**Given passage:**
********

For the past year, Bucher has videotaped himself drawing monsters. The videos, 199 of them, are archived on his Web site, dailymonster.com. This new toucan-beaked critter, Monster 200, is the last of the “daily” monsters for a while. They’ll be going on hiatus while Bucher develops their cousins into an animated TV segment for 2009’s rebooted Electric Company on PBS. His work is also collected in the book 100 Days of Monsters.

As the sun sets, Bucher stretches, like he’s just completed a 10K run around the sleepy out-pocket of Pasadena where he lives and works. His studio is situated in what he calls “the retirement community,” because lots of old people live there (he’s 34) and there is a general air of lassitude about the place, with fountains and gentle slopes of perfectly trimmed grass, like the suburban subdivision in that X Files episode where the mutant garbage creature lumbers up at night from the sewers to kill people who don’t comply with neighborhood-association rules. Bucher would get killed for sure. He keeps a squadron of flamingos up around the house “to secure the perimeter.”

Some of Bucher’s monsters are happy. Some are sad. Others are crustaceans. The last 60 or so all but demanded extravagant footwear. This very last one spells out “Thank you” with its wings in semaphore. Certain monsters are superstars. Like the Christmas monster with five mouths, each of which sings. Bucher recorded himself in a closet singing “The Twelve Days of Christmas”: “eleven boils for lancing!”

The monsters take 15 minutes to a half-hour each to draw. It’s the shoes that take up the bulk of the time. Also the teeth.

“Oh, then they got gums,” Bucher says, “really healthy black gums.” After a few moments of staring and turning the paper here and there, he’ll see something in the ink that would make a great nostril. Then again, there are blots where he doesn’t see anything at all.

********

Please extend the passage about Bucher's daily monster drawings, picking up after its final sentence.

[Region annotation rows]

********

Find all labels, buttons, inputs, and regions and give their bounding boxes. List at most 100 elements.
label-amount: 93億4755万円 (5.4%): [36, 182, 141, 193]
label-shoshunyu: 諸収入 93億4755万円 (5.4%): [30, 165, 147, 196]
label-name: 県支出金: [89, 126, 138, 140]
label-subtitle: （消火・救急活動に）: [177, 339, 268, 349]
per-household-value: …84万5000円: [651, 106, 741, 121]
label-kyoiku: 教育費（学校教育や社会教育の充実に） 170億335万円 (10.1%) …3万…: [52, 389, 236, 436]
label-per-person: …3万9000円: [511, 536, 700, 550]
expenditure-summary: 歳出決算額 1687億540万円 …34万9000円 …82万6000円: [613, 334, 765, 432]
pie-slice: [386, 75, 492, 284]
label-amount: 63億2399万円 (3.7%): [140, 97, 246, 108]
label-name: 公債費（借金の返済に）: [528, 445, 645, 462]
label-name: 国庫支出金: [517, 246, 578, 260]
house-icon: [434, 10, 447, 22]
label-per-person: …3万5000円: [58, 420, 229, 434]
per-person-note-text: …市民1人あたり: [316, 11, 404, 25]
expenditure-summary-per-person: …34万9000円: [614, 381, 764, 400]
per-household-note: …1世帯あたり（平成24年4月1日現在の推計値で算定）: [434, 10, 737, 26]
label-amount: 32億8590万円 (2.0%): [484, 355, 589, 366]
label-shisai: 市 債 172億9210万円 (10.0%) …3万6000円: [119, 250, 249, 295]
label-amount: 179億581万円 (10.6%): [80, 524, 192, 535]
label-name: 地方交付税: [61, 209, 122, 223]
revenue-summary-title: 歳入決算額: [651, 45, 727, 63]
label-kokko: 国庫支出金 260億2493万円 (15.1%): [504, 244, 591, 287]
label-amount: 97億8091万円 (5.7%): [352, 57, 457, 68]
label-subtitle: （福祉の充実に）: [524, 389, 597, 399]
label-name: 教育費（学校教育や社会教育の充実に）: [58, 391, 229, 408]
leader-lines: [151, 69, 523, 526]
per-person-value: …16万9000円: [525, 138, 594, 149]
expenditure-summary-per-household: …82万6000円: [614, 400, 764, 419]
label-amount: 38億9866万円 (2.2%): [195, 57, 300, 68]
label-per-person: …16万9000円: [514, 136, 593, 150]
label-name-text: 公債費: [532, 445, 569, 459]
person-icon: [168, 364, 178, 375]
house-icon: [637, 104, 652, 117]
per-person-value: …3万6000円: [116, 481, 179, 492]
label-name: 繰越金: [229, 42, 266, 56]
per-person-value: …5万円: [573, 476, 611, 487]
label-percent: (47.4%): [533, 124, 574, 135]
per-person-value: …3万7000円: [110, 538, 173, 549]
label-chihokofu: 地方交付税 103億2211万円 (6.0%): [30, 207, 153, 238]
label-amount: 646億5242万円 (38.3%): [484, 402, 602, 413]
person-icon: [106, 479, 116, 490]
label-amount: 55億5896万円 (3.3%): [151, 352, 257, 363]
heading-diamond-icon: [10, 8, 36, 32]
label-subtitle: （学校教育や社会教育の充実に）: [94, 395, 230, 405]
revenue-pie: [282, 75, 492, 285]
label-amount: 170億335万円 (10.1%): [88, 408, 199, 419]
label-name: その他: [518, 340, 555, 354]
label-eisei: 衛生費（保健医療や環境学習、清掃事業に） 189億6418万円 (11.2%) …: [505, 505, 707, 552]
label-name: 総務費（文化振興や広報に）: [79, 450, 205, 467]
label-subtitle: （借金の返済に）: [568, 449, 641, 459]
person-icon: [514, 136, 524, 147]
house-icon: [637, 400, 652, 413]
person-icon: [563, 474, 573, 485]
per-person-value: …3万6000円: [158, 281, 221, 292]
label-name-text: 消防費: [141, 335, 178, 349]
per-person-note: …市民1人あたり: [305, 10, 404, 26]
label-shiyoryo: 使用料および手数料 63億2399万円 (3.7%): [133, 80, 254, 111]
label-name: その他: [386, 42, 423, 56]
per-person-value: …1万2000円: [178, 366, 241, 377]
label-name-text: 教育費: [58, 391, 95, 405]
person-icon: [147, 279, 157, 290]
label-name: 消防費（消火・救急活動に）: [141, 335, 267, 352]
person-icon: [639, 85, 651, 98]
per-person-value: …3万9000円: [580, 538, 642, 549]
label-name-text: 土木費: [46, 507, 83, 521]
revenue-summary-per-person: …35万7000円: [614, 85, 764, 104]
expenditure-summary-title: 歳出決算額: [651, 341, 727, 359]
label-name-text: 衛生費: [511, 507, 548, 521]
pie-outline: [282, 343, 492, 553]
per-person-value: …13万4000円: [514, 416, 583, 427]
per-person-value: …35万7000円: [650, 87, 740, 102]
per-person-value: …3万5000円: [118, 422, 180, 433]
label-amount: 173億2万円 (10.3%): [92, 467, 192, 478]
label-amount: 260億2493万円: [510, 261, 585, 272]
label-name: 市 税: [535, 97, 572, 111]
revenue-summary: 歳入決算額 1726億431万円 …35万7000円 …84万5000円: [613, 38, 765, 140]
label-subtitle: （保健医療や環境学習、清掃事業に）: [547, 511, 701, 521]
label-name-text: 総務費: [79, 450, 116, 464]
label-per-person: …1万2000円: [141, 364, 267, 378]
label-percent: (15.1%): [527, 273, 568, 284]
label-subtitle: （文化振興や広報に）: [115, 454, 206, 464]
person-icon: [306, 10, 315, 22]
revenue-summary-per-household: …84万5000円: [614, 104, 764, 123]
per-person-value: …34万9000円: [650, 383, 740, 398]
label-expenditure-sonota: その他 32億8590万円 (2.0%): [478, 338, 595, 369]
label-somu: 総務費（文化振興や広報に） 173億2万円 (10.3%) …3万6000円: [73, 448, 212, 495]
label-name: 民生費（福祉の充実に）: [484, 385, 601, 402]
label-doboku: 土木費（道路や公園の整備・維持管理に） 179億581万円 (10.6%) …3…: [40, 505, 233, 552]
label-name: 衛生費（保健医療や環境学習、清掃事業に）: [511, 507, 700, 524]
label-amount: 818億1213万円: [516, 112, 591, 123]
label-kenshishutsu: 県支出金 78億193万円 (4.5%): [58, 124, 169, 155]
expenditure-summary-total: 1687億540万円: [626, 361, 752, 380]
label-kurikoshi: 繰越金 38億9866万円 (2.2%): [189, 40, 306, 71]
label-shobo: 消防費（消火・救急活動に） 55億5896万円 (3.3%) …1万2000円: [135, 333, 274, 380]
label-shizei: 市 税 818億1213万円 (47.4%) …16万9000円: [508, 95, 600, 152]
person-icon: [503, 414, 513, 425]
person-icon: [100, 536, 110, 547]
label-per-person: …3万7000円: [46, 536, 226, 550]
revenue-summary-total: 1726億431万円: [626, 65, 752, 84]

********

**Result for this exercise:**
A monster leaks across the page, its belly swollen with ink. Bucher draws each monster upside down, facing the camera mounted on his desk. His viewers are 4-year-olds. Or 30-year-olds. Or seniors. There’s a captain in the U.S. Marine Corps. Moms report that the sound of the black felt-tip marker scratching on paper lulls babies to sleep.

“The puddle thinks that the world was created for it because it fits into the hole perfectly,” is how Bucher explains the act of seeing monsters in the drop of ink.

Around the time Bucher posted monster No. 3 on the Web, someone asked, “What is it called?”

“I don’t know,” Bucher wrote back. “You tell me.”

People wrote in stories about the monsters and constructed interconnected narratives around them. The monsters are Rorschach blots for Bucher, but they also become Rorschach blots for his viewers. People see what they are predisposed to see.

“Good Lord!” writes one viewer, “That’s no monster! That’s my Uncle Jaques! He’s 61, lives in Northern Minnesota, has a house-painting business, chain-smokes and drinks Old Milwaukee.”

“I knew it,” writes someone else. “My dad’s eyebrow has finally walked off on its own.”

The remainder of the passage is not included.